#### SET EXERCISE
Look for the string "μέρους" in every line, and copy each line that has it.

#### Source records

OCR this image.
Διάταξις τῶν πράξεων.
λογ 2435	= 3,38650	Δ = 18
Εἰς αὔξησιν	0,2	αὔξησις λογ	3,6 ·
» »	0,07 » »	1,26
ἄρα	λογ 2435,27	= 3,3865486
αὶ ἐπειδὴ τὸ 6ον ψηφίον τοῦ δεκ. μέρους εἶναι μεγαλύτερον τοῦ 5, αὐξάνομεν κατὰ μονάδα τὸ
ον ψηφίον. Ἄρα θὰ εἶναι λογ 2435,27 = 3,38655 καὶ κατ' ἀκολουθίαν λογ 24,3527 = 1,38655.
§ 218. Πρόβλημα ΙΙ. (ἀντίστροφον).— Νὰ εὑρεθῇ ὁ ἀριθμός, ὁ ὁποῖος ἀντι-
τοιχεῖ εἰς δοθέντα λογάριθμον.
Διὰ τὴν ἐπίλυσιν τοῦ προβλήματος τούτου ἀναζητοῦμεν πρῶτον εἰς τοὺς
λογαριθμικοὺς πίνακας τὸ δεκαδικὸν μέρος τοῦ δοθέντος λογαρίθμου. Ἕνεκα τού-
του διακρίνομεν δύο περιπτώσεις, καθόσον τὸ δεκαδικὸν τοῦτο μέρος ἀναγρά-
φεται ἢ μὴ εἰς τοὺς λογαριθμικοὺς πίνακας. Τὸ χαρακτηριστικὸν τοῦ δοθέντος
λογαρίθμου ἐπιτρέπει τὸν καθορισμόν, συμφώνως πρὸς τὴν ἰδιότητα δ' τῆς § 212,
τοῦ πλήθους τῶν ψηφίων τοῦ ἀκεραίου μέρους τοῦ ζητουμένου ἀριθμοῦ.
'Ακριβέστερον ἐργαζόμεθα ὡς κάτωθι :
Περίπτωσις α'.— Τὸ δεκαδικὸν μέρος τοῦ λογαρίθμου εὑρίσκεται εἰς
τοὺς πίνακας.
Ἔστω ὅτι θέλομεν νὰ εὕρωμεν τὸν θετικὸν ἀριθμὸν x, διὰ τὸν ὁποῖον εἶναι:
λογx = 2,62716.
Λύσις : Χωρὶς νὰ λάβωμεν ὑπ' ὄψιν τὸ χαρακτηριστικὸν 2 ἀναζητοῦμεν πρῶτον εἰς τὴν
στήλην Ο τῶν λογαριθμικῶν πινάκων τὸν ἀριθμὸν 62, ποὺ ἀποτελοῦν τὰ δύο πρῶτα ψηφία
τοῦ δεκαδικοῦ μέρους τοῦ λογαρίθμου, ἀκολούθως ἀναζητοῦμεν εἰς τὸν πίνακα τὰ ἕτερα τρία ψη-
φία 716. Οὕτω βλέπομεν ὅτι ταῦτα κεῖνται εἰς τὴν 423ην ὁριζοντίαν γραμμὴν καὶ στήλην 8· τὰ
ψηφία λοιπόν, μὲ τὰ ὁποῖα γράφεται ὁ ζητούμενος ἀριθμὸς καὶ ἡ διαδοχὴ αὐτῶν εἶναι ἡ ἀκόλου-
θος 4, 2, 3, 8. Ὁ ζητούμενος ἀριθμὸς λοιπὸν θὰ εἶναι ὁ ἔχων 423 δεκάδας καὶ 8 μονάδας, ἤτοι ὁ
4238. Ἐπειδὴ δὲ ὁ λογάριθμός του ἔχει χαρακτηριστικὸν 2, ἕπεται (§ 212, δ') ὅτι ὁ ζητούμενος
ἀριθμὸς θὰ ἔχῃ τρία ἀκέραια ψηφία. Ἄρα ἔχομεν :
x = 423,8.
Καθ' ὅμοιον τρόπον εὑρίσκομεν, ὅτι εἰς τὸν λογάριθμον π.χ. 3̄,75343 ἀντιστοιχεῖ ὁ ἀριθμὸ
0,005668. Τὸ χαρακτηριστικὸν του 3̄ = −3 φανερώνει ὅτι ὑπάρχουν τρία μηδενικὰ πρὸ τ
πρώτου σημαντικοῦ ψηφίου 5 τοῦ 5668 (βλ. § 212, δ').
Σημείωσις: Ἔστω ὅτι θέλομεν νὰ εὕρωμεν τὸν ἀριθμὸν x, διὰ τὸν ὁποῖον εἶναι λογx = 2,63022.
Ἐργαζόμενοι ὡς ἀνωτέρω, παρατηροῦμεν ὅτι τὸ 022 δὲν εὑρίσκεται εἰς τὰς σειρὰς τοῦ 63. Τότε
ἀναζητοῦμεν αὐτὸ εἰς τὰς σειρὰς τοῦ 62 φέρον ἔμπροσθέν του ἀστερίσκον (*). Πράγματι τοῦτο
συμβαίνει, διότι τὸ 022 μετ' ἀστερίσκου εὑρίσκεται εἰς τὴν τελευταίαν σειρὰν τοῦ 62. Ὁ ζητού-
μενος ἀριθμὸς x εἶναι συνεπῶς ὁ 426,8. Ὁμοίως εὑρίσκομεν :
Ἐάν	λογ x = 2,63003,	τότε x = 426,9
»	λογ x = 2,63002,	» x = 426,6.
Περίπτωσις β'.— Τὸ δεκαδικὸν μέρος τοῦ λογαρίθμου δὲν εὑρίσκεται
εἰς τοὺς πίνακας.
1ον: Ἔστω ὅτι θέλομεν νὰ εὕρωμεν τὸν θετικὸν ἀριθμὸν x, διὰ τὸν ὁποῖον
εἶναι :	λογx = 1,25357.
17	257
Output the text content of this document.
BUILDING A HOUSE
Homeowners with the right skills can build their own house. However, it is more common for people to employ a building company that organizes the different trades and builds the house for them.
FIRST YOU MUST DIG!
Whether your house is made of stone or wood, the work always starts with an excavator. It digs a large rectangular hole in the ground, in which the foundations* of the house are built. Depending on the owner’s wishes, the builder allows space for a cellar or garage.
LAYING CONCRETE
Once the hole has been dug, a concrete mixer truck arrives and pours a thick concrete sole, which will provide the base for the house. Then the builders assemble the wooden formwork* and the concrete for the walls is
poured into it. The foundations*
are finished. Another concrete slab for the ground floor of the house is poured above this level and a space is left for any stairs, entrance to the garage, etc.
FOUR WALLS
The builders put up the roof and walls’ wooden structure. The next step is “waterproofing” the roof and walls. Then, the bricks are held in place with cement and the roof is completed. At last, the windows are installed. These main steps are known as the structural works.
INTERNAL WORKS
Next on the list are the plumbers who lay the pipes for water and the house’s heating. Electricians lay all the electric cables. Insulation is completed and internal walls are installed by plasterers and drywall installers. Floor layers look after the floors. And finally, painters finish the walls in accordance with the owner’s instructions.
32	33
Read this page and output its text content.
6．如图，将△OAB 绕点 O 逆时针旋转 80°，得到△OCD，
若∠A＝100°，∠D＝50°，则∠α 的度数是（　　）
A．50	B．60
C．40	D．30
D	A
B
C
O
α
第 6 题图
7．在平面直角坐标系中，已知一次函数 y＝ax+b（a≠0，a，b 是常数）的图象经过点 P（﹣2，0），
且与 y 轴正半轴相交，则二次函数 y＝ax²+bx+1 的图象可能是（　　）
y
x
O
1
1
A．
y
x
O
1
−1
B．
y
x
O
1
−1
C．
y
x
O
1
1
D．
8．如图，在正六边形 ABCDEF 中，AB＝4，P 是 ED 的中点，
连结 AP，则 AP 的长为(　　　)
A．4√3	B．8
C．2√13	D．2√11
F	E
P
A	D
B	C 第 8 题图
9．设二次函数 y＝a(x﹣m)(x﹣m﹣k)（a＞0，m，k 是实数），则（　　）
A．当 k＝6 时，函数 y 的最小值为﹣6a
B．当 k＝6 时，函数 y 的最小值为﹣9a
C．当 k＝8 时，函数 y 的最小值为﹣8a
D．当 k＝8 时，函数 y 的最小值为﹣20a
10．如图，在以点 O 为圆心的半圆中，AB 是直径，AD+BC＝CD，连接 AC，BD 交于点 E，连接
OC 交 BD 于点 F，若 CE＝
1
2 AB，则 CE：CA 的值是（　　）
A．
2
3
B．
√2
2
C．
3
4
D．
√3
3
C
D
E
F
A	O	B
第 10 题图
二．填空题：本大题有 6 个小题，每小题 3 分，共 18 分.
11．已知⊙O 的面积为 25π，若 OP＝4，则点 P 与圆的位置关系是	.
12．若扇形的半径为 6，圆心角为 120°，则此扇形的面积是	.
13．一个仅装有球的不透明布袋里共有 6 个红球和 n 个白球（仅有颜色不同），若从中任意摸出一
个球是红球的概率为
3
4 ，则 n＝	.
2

#### WRITTEN ANSWER
αὶ ἐπειδὴ τὸ 6ον ψηφίον τοῦ δεκ. μέρους εἶναι μεγαλύτερον τοῦ 5, αὐξάνομεν κατὰ μονάδα τὸ
τοῦ πλήθους τῶν ψηφίων τοῦ ἀκεραίου μέρους τοῦ ζητουμένου ἀριθμοῦ.
τοῦ δεκαδικοῦ μέρους τοῦ λογαρίθμου, ἀκολούθως ἀναζητοῦμεν εἰς τὸν πίνακα τὰ ἕτερα τρία ψη-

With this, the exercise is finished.